_THE REQUEST:_ Give the number of lines that contain the string "text", and nothing else.

►

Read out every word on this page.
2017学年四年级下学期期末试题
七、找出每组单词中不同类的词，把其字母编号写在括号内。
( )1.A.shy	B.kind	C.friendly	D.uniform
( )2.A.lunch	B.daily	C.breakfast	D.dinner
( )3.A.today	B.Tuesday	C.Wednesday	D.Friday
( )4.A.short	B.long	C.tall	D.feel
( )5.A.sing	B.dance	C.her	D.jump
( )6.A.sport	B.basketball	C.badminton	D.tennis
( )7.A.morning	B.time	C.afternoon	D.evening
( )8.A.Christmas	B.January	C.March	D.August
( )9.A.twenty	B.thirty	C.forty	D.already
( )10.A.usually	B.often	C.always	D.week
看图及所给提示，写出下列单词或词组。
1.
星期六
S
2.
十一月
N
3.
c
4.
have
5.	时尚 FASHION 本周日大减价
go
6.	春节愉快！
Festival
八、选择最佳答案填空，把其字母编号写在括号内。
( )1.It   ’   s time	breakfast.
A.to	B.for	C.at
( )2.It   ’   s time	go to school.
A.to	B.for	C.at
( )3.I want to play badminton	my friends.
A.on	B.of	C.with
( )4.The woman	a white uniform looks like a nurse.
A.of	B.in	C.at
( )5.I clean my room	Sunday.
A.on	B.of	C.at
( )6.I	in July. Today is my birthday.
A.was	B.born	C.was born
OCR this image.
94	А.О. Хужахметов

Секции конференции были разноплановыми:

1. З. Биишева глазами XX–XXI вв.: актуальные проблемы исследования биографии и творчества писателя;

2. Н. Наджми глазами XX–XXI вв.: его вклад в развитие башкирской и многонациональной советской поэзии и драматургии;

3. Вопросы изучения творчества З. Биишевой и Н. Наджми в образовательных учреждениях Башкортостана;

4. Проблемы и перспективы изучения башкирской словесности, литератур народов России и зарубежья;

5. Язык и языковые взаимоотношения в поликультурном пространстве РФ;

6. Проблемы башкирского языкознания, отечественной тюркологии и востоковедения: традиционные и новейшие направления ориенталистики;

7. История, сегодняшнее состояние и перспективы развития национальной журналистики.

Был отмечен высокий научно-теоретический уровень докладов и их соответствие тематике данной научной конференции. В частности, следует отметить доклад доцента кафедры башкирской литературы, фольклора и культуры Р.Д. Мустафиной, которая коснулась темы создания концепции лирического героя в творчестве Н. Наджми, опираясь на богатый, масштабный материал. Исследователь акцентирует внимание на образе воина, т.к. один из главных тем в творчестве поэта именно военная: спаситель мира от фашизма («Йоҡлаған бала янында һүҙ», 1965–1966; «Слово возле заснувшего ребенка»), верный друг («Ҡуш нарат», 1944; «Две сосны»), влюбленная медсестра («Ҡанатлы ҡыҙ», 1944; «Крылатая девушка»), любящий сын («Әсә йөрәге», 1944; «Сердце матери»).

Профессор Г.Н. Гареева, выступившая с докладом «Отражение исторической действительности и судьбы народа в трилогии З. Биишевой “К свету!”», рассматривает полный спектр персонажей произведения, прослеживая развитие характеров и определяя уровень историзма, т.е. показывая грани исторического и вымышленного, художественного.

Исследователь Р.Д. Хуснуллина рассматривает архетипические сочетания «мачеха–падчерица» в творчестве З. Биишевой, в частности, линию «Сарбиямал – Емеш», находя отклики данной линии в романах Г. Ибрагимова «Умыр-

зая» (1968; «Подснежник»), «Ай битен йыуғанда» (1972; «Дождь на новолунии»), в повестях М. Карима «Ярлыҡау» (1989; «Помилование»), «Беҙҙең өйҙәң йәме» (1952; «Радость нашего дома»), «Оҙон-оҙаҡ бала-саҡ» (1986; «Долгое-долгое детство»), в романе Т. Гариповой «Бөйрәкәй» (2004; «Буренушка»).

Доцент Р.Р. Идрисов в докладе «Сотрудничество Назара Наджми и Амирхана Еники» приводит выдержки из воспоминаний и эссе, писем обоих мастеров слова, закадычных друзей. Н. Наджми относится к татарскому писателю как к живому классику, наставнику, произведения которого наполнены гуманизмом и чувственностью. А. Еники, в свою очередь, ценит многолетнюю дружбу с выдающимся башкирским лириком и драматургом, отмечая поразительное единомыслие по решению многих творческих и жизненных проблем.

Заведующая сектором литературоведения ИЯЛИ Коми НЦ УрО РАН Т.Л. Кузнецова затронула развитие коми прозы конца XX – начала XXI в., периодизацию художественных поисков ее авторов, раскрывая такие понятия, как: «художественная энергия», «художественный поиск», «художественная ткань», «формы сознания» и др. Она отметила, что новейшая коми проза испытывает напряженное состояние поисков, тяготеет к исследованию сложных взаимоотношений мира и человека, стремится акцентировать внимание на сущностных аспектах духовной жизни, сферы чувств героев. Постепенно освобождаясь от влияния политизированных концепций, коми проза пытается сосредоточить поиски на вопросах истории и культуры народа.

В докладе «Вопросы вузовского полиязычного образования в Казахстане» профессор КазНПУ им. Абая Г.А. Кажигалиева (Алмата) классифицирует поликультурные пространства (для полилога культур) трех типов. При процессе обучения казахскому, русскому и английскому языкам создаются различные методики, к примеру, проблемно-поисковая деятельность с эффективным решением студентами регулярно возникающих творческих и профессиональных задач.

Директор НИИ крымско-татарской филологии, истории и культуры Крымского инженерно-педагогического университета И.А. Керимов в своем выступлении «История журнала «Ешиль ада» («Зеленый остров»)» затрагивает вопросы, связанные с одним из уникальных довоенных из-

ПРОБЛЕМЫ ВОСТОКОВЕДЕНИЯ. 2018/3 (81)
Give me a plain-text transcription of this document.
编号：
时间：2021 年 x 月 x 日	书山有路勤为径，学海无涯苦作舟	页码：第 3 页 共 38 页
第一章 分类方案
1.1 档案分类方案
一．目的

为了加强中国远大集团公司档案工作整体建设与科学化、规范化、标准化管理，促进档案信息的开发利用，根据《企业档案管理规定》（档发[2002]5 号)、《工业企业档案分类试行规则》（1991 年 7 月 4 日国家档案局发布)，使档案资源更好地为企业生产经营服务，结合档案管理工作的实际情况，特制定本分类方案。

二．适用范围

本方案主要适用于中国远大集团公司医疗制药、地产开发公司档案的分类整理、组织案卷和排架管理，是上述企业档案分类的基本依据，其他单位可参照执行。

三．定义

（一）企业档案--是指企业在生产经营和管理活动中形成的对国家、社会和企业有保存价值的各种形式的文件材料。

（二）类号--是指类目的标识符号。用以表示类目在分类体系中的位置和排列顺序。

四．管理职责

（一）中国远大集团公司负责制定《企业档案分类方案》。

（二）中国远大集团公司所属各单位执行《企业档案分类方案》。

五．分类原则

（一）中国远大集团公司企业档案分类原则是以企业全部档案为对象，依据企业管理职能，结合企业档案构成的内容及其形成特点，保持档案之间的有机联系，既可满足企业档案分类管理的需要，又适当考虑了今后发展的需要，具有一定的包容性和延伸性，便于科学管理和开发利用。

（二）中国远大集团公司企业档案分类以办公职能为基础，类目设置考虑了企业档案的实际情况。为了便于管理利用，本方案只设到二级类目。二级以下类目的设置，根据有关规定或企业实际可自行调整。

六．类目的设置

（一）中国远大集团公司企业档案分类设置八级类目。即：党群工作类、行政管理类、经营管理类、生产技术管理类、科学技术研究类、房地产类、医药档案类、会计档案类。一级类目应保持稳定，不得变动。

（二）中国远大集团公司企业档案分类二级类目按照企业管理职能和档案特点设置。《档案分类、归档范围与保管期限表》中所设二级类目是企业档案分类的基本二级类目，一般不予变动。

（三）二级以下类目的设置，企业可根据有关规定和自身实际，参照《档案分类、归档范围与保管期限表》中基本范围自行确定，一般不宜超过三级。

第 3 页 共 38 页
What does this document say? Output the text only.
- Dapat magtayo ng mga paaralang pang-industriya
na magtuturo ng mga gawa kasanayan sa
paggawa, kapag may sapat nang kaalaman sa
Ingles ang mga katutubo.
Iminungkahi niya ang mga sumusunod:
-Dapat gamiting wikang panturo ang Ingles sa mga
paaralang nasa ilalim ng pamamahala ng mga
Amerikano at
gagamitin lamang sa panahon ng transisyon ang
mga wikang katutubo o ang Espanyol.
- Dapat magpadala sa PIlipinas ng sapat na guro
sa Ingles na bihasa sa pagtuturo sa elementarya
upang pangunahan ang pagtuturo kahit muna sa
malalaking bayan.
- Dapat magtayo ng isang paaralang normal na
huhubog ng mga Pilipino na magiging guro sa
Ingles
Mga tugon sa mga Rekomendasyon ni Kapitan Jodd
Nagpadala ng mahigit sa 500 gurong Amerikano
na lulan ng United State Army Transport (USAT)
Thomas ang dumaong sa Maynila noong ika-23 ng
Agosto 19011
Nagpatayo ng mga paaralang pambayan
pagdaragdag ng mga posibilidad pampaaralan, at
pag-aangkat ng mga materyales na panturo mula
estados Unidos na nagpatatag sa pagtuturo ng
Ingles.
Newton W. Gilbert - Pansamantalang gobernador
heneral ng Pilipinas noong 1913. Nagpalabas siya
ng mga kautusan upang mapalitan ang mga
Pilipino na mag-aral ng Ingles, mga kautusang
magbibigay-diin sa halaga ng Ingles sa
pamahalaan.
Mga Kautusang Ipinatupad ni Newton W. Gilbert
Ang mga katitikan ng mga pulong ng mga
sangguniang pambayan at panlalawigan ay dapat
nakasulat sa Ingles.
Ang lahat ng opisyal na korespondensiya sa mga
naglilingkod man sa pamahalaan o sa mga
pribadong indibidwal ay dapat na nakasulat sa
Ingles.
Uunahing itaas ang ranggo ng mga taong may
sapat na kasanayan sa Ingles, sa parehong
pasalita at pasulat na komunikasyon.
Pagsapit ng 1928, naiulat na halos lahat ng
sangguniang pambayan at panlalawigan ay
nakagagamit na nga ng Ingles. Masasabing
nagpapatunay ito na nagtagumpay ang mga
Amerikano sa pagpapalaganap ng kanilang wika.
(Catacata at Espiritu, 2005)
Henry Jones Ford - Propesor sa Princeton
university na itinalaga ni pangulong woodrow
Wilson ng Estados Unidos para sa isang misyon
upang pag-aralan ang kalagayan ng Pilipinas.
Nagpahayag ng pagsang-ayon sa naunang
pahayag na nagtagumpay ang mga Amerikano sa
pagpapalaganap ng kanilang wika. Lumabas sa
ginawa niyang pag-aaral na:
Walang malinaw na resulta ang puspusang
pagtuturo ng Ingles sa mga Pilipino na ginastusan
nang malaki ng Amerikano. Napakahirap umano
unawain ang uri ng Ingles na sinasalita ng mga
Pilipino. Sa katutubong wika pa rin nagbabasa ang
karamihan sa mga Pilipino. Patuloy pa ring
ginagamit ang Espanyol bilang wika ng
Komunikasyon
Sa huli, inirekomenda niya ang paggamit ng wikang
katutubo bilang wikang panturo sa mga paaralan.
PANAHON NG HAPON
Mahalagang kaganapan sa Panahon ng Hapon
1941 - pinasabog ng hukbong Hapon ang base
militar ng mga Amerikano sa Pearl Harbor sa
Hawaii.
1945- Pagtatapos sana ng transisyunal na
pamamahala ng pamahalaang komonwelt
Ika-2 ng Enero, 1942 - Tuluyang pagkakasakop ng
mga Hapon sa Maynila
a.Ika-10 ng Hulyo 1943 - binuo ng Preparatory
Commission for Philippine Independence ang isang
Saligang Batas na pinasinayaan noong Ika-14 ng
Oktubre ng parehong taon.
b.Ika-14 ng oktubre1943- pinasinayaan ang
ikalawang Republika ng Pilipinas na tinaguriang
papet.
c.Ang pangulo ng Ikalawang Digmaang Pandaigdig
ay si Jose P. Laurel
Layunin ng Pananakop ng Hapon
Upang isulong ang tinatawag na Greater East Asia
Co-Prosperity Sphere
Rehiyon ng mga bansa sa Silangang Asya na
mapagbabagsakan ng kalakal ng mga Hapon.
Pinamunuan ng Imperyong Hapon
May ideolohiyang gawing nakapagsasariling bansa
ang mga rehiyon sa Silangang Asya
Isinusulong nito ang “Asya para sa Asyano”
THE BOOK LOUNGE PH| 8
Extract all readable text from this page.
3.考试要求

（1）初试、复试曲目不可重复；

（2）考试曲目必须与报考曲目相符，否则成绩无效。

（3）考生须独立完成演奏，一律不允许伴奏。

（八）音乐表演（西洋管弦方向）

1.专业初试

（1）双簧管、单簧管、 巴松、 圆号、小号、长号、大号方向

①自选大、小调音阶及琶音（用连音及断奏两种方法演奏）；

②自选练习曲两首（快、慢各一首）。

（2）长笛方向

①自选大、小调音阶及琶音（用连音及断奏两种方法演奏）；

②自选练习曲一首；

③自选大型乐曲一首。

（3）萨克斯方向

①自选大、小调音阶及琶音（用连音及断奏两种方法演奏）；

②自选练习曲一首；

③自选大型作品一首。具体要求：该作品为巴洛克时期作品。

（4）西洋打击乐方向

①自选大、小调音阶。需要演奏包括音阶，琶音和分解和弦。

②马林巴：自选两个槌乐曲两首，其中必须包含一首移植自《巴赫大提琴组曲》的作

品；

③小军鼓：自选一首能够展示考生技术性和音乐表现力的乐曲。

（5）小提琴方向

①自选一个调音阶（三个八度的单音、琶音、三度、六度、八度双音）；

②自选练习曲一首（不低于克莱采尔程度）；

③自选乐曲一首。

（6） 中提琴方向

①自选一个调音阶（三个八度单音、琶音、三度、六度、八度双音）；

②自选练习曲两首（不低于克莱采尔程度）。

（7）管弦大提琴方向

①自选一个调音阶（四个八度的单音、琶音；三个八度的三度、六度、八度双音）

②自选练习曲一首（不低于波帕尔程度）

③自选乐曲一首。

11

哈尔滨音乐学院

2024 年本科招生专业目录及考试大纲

◄

_EXERCISE RESPONSE:_ 3